-- Data shown --
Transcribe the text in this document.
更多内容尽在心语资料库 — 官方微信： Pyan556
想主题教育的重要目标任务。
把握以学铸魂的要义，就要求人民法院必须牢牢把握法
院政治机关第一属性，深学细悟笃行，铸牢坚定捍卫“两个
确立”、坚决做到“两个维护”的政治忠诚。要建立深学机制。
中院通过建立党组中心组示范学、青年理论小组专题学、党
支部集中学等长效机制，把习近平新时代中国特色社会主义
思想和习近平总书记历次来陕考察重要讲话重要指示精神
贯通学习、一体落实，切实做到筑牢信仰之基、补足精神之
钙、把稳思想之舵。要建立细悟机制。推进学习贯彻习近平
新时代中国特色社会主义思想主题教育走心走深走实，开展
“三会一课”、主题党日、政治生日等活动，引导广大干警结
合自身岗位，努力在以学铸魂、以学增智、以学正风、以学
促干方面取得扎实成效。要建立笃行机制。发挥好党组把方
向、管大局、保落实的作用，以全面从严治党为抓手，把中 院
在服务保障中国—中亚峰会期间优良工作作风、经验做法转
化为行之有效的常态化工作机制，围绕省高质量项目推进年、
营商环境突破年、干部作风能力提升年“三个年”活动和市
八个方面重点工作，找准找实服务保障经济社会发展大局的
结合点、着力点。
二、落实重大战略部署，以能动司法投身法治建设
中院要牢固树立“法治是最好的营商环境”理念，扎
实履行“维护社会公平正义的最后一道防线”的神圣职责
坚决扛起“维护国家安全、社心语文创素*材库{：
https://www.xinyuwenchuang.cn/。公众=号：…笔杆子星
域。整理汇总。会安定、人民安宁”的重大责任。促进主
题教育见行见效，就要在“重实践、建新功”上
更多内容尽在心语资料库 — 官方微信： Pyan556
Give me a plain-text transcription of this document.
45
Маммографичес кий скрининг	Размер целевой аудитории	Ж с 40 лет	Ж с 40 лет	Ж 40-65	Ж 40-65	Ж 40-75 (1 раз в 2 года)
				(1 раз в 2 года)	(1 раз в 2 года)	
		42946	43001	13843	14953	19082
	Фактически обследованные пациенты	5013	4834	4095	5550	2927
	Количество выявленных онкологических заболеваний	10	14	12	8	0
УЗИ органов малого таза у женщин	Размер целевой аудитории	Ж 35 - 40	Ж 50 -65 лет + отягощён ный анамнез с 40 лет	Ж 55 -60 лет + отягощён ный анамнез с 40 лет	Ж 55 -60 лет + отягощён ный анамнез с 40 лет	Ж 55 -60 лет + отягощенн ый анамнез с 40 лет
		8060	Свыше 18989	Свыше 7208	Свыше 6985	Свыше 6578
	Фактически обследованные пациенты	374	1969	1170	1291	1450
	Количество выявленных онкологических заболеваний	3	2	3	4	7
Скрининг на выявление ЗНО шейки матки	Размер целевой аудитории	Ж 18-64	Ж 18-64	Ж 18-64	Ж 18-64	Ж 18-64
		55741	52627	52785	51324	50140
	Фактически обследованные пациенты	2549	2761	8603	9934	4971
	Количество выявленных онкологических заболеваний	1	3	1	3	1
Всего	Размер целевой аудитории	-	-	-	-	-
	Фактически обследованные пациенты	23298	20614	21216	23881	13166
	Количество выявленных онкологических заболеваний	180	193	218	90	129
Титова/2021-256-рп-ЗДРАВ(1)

-- Prompt --
Give the number of lines that carry the word "Фактически", with nothing added.

-- Completed task --
4